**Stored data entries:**
▽

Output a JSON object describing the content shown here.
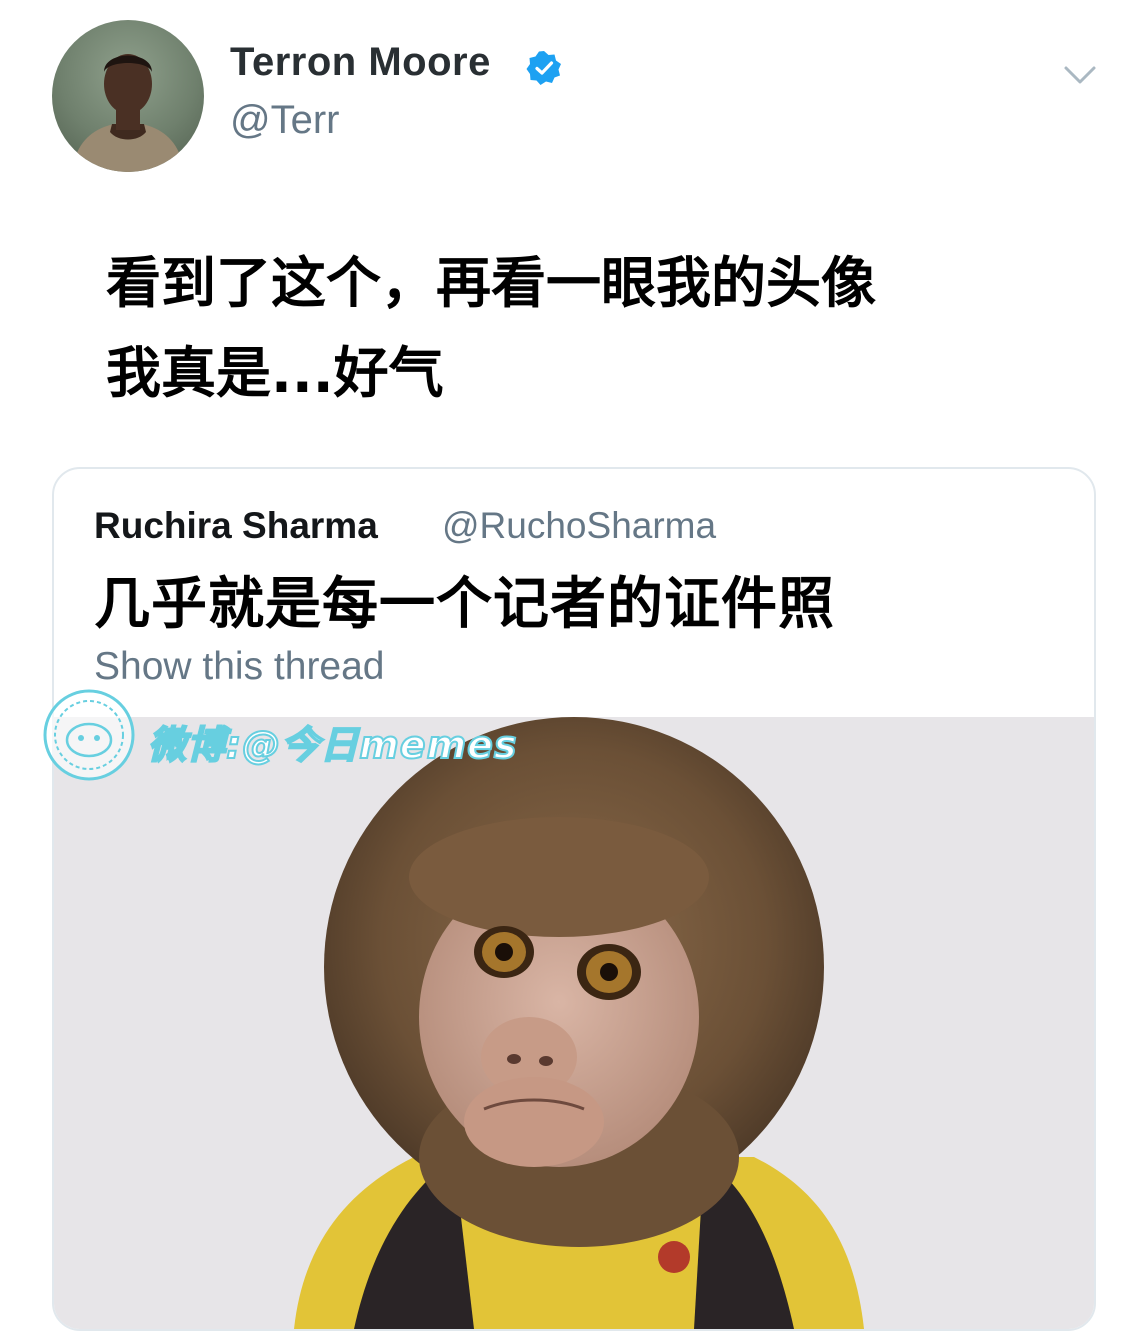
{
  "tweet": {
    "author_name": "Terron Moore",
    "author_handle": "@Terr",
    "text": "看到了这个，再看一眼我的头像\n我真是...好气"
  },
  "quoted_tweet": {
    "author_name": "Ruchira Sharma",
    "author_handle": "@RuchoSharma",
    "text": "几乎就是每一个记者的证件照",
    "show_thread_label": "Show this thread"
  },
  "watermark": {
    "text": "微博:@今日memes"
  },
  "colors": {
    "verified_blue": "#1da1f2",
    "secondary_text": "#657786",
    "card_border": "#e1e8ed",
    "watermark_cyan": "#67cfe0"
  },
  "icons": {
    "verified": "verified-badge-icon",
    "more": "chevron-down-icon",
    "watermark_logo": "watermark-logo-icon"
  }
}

△
▽

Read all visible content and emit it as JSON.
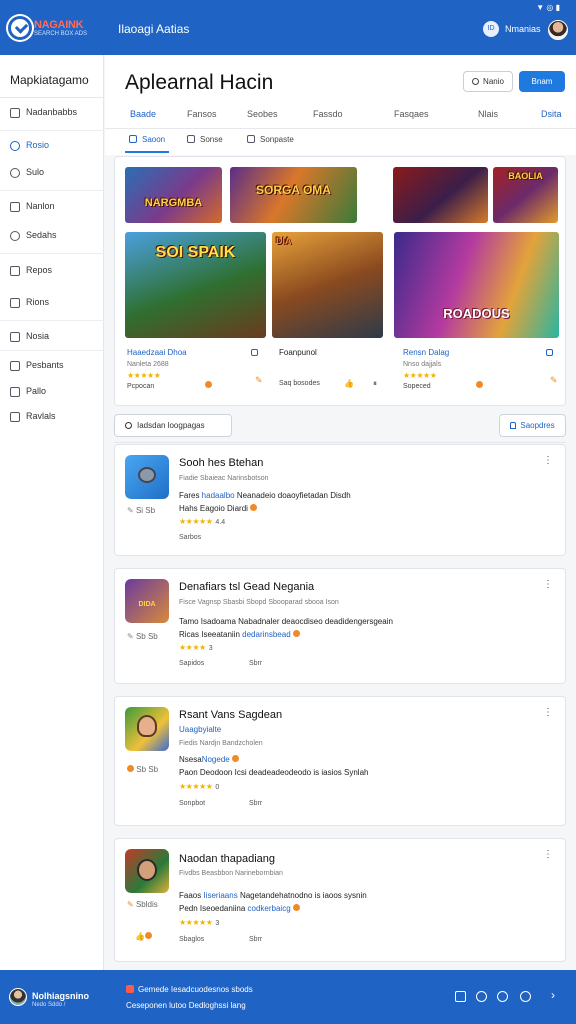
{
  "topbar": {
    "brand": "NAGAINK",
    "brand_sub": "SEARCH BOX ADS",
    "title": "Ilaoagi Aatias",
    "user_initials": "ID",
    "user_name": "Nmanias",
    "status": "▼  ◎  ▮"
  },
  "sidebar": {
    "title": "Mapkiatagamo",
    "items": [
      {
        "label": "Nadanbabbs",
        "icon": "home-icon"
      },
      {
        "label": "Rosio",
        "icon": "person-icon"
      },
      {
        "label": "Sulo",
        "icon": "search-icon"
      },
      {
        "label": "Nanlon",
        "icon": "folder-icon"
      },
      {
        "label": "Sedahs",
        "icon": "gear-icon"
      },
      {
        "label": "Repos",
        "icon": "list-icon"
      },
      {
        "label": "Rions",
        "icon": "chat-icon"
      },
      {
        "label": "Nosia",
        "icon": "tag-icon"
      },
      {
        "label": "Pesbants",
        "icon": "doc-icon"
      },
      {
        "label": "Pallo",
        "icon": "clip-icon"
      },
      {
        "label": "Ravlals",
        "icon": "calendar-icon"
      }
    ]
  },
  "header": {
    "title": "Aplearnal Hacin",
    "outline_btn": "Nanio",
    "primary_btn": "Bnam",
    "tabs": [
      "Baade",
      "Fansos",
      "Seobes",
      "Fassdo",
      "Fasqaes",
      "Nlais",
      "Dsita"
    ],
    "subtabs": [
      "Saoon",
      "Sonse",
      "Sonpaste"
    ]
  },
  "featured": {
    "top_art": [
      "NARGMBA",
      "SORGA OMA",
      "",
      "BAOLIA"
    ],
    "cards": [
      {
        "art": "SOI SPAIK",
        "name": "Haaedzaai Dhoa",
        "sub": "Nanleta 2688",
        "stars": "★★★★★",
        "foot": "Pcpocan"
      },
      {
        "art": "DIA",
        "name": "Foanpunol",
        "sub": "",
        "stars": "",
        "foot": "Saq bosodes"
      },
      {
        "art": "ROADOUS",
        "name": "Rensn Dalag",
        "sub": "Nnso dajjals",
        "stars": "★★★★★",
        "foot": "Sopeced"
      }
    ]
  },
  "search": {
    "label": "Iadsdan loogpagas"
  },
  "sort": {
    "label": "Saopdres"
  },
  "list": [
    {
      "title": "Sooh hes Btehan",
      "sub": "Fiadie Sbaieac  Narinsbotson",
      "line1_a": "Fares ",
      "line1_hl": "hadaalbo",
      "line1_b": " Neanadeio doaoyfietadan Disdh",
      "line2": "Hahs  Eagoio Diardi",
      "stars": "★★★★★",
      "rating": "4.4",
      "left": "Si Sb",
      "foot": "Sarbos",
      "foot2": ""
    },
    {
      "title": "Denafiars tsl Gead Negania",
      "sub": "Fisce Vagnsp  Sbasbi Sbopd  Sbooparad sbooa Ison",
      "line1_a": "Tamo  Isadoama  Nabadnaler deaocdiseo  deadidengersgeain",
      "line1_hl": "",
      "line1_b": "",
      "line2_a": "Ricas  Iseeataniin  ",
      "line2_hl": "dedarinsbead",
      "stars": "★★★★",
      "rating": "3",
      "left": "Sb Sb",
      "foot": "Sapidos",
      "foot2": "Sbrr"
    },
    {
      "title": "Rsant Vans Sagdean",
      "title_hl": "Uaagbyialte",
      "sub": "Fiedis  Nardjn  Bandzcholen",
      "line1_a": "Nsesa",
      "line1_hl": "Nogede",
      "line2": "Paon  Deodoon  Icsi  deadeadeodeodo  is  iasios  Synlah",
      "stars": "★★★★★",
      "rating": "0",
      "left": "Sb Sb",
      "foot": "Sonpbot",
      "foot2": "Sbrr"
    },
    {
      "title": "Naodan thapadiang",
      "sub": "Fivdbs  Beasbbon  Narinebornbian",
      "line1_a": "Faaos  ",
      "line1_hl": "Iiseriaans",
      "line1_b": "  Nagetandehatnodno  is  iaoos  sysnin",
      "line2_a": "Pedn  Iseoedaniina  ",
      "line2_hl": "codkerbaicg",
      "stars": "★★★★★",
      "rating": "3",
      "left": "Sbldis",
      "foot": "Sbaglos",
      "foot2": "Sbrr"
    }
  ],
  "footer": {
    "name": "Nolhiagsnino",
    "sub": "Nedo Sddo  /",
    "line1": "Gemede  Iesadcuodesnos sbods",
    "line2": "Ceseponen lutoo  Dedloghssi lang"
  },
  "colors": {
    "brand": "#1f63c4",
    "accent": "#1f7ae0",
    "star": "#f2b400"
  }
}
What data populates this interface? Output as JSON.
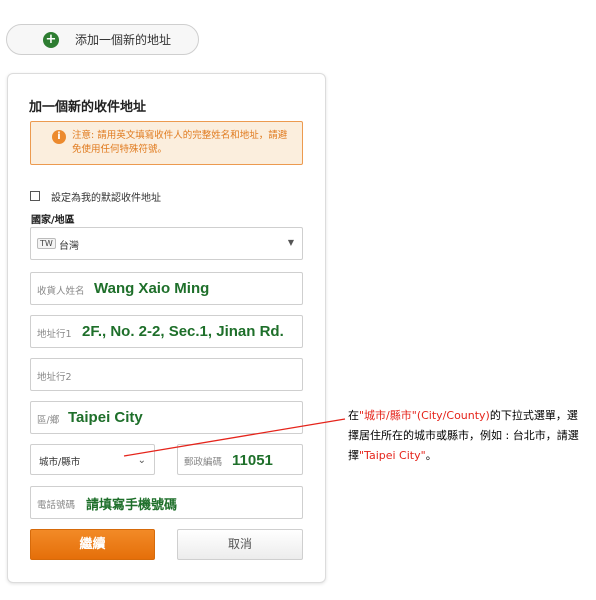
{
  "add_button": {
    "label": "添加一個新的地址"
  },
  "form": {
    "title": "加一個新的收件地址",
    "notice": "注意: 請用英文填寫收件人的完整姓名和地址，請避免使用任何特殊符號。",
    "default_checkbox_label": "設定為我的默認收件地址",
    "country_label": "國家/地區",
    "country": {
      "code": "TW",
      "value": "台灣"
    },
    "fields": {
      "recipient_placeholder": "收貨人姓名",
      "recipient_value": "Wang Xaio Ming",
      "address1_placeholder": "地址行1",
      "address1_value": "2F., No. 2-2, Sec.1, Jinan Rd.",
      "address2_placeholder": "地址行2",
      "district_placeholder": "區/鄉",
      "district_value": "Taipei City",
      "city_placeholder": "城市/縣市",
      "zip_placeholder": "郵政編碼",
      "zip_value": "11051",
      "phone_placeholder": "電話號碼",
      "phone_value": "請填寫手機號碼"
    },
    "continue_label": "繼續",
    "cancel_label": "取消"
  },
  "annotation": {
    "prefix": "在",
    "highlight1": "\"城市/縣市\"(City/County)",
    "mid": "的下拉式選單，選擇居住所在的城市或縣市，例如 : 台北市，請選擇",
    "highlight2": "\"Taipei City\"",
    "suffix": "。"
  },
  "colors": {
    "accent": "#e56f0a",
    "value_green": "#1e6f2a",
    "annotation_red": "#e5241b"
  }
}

△

**What to do:** For each line of the listing that holds the word "this", show that line.

**Answer:**
    "show_thread_label": "Show this thread"
What data populates this interface? Output as JSON.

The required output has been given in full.